WHAT YOU WILL DO:
Find how many lines contain the word "Only" and state that number alone.
------------------------------------------------------------
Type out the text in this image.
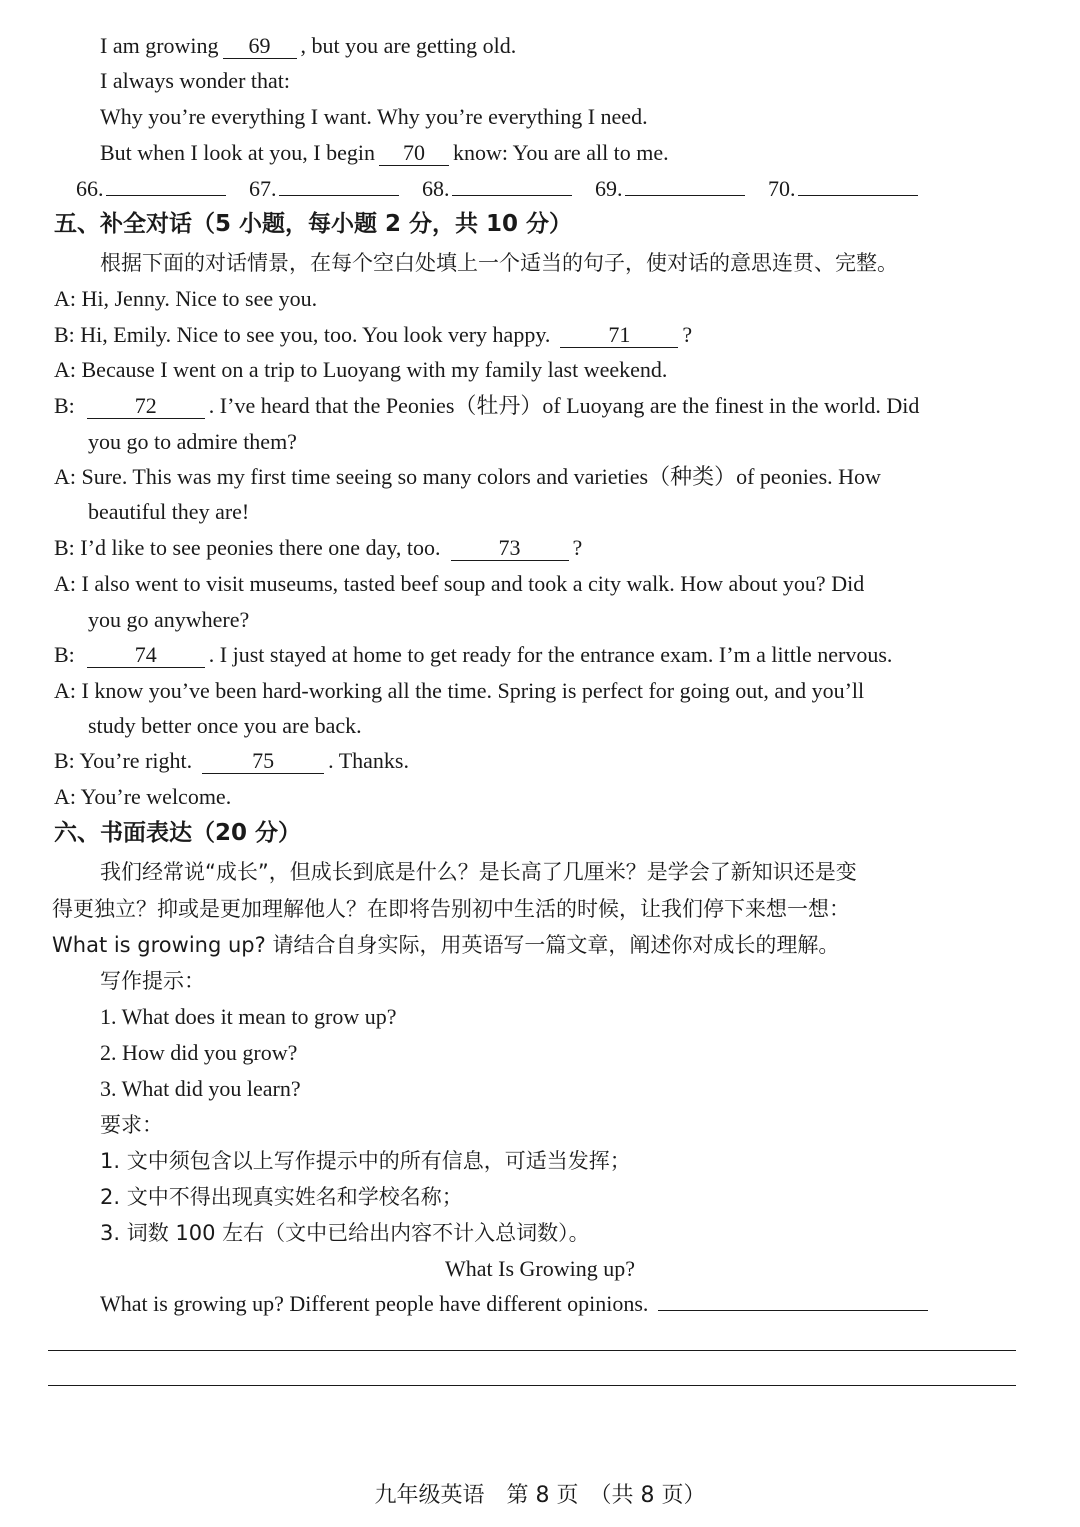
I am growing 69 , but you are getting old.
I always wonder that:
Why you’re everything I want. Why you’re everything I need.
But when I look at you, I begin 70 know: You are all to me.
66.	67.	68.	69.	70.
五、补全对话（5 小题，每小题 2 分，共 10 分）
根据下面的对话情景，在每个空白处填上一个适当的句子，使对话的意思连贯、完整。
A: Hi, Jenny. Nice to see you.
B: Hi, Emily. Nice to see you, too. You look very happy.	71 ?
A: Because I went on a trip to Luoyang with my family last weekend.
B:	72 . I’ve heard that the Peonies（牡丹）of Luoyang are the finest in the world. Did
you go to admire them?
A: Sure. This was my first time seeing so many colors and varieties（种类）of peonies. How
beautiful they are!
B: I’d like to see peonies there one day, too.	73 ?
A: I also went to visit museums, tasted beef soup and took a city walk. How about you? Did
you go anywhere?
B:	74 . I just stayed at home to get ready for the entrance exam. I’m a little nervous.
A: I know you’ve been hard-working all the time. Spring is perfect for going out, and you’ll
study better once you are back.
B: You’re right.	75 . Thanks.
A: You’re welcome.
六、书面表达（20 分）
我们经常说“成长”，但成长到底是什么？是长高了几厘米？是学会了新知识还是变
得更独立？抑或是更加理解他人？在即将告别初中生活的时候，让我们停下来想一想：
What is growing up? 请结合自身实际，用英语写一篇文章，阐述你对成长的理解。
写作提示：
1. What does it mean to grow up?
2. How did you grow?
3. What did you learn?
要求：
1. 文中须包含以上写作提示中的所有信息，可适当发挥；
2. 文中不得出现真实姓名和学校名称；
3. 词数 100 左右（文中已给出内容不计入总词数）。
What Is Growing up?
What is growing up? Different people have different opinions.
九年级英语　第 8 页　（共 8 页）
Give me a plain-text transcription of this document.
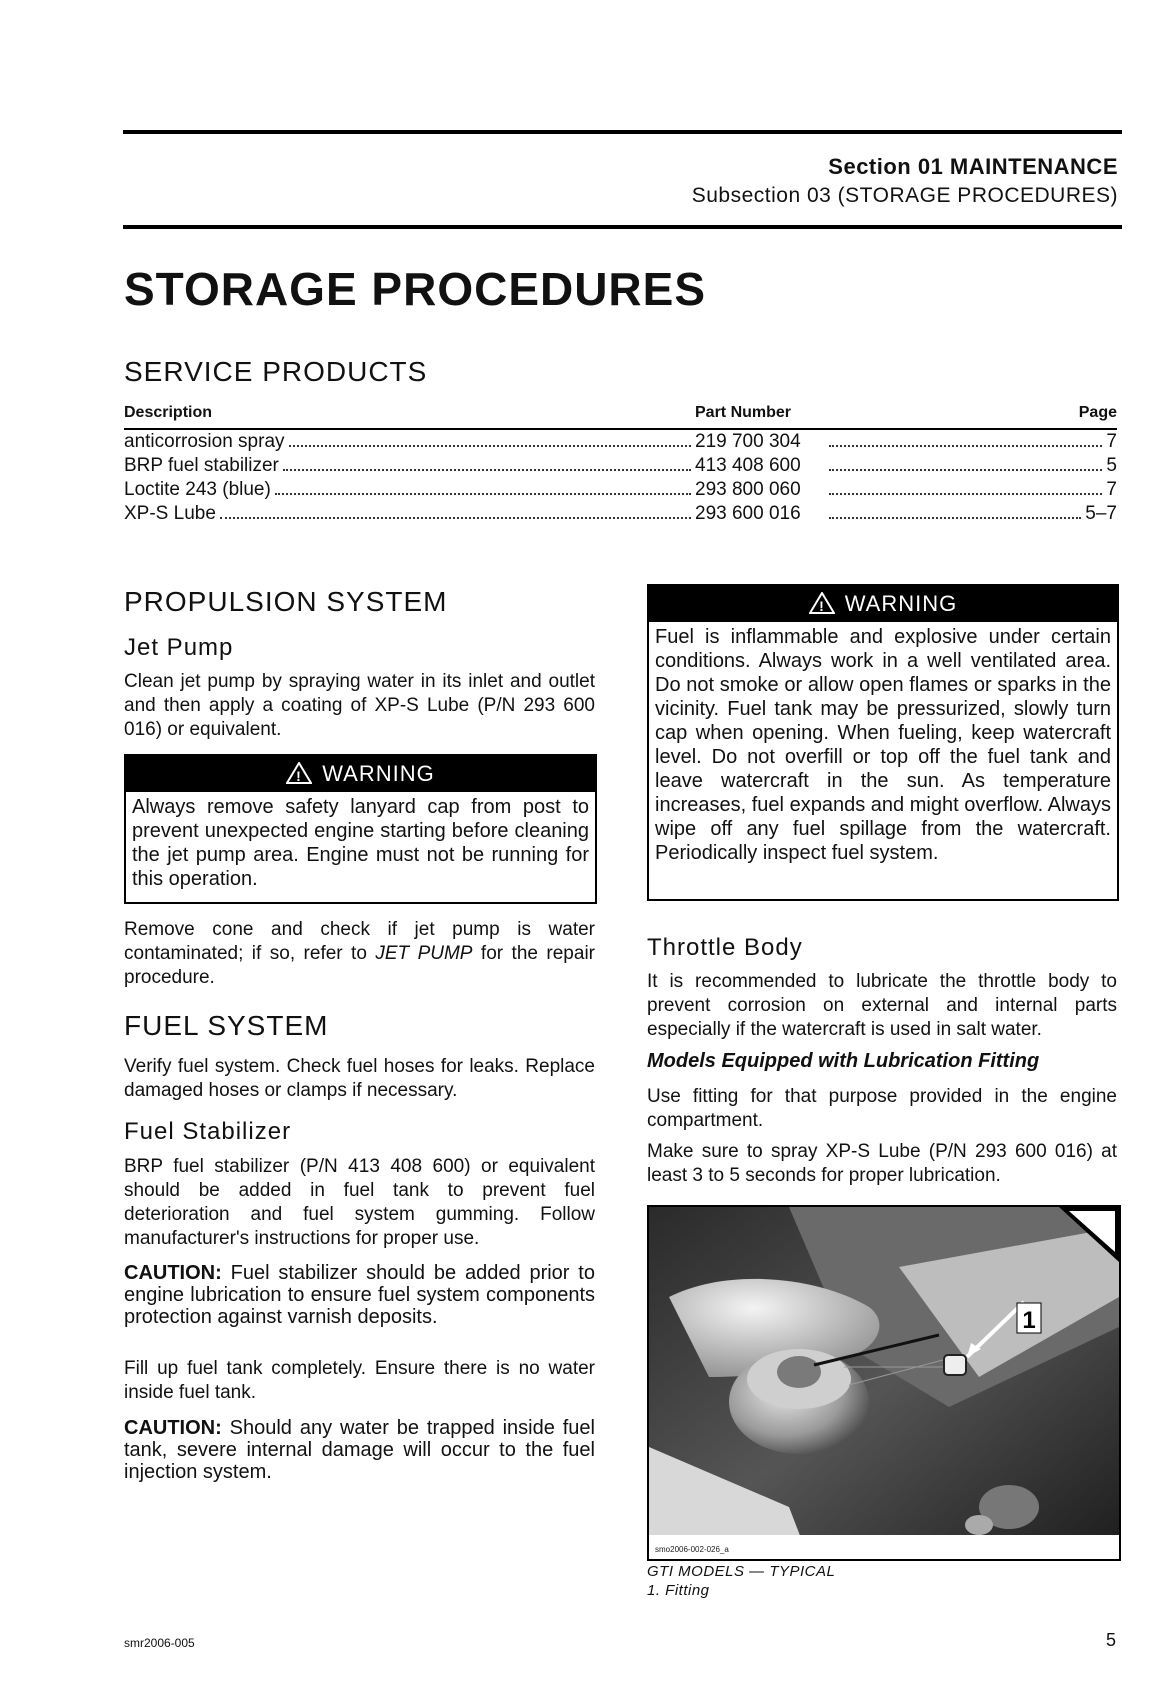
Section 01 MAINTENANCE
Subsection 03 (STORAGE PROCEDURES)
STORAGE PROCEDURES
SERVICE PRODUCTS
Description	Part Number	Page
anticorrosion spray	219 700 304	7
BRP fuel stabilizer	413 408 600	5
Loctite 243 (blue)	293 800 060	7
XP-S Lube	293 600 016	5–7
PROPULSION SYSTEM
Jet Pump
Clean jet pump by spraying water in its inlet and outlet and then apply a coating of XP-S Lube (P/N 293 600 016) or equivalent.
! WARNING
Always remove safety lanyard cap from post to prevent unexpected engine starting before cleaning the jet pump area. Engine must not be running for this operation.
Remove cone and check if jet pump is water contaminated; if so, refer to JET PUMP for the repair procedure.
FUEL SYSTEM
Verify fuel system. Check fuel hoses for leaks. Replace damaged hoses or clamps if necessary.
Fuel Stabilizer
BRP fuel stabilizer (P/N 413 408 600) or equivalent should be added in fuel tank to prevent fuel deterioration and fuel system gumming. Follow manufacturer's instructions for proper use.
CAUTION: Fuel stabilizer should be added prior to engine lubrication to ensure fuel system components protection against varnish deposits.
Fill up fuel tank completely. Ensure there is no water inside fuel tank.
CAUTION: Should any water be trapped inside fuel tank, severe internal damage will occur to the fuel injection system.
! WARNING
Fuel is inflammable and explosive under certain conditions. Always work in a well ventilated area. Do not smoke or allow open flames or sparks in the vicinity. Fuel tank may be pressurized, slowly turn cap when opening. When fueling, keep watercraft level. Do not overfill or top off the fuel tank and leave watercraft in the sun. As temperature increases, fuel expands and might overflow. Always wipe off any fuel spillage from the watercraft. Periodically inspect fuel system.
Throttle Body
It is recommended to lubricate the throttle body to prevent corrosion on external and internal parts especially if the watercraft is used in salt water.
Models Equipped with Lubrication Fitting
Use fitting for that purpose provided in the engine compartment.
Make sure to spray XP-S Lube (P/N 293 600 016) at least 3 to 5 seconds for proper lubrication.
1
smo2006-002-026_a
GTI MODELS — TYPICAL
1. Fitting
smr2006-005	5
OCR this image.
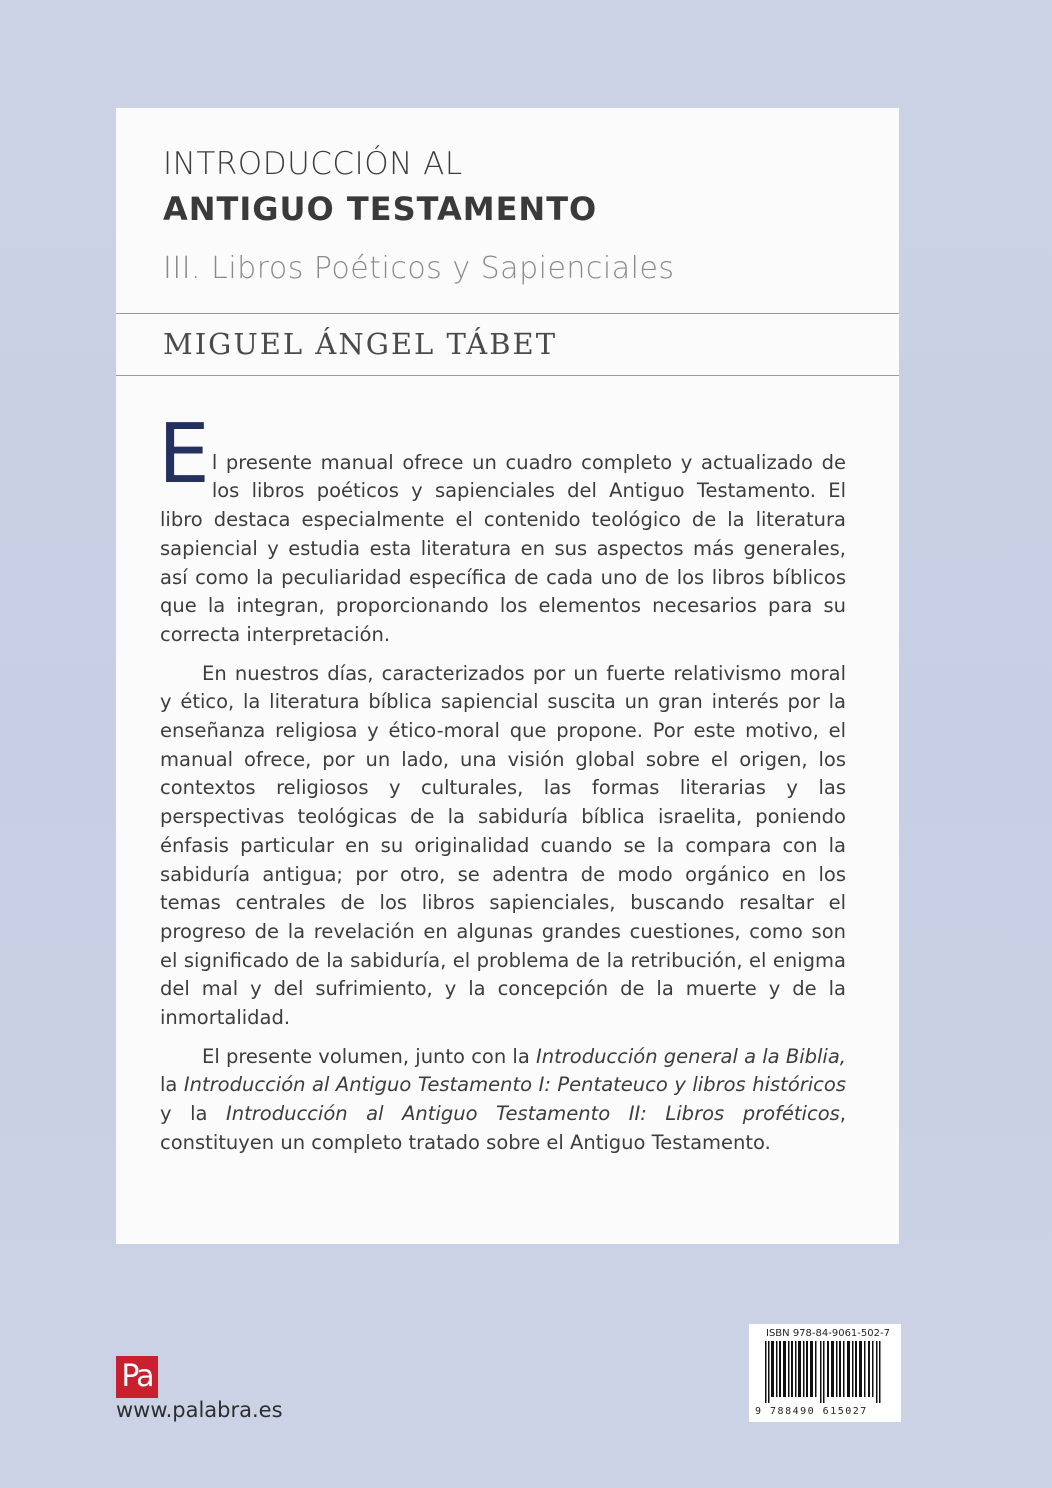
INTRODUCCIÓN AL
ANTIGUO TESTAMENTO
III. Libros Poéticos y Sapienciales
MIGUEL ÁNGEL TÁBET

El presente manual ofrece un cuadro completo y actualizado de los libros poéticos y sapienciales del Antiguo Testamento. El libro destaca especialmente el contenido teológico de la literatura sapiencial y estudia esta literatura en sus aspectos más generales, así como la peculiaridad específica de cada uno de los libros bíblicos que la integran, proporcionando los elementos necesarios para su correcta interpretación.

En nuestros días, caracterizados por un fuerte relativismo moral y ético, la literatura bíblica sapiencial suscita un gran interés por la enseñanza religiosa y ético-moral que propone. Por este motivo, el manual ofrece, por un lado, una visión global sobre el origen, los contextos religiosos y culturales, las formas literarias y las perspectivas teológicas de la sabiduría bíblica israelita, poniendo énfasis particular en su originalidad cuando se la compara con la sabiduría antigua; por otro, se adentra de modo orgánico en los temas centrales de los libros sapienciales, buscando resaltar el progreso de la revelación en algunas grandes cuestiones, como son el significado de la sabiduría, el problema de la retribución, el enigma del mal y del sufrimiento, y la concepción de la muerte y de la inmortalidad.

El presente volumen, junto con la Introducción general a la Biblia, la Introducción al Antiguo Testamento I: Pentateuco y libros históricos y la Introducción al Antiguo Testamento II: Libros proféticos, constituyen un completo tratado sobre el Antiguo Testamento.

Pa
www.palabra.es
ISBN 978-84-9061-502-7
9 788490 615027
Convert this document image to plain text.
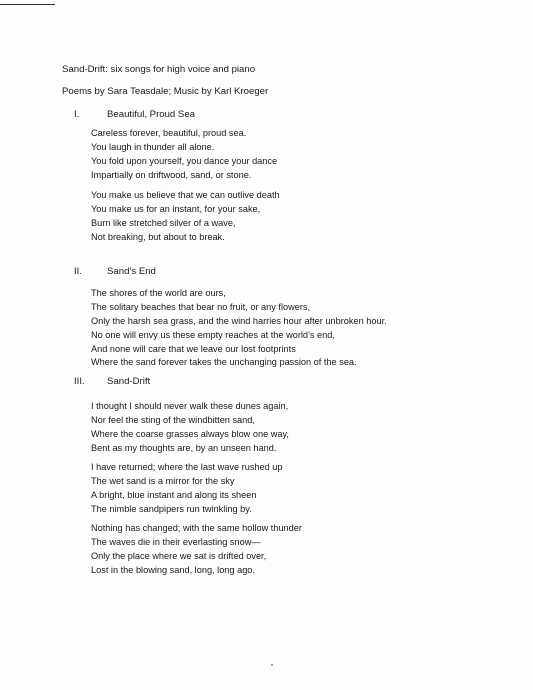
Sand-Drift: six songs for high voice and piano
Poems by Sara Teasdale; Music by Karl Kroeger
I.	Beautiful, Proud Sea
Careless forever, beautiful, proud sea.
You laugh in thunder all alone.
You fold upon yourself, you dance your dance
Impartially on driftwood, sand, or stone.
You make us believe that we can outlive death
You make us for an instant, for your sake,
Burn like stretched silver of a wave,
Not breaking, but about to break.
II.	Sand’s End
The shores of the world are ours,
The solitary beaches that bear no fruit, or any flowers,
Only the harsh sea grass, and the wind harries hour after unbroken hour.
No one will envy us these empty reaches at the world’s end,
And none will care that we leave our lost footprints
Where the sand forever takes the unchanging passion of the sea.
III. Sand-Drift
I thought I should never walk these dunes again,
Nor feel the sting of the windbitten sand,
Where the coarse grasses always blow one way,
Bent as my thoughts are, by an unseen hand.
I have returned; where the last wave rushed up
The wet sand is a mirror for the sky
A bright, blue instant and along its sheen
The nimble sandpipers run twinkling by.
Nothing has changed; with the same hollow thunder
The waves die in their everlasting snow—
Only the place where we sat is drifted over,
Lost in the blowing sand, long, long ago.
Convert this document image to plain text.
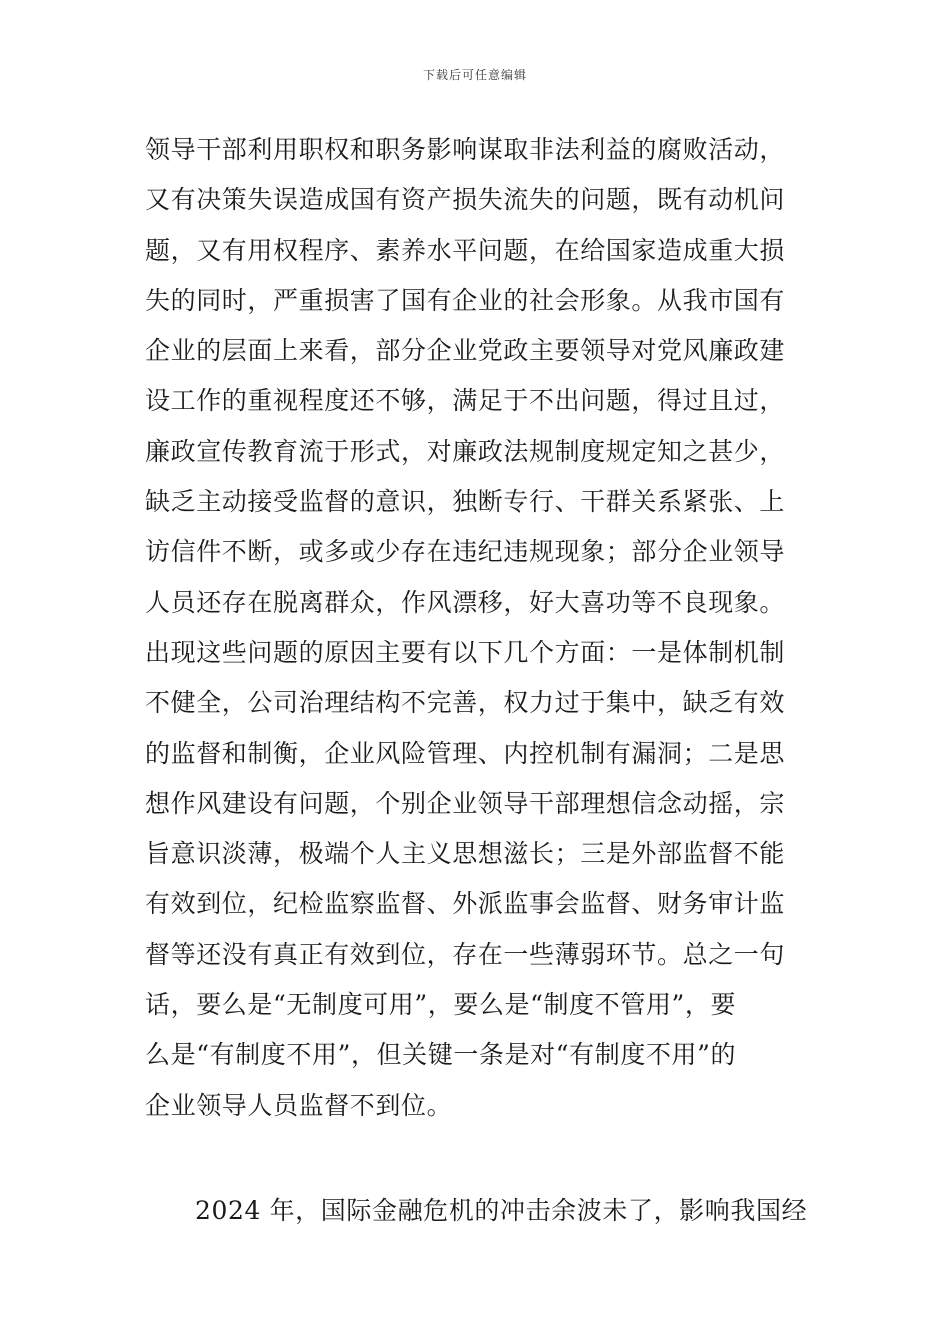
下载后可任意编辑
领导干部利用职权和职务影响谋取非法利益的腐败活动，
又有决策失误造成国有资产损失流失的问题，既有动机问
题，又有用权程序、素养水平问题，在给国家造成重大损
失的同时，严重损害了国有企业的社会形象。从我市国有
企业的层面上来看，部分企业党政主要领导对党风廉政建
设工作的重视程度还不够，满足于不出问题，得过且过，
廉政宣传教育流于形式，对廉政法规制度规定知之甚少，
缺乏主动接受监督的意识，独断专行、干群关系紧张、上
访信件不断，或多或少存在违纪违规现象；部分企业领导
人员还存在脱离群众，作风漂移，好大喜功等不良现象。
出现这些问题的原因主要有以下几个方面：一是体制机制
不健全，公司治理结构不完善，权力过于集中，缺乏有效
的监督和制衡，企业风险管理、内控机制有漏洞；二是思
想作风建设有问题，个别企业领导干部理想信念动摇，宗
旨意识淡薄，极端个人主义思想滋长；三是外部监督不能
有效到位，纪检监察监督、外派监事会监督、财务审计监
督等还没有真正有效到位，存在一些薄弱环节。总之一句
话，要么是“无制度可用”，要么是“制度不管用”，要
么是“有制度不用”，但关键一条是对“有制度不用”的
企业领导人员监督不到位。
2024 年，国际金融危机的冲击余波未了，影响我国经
------------------------------------------------------------
RESPONSE:
2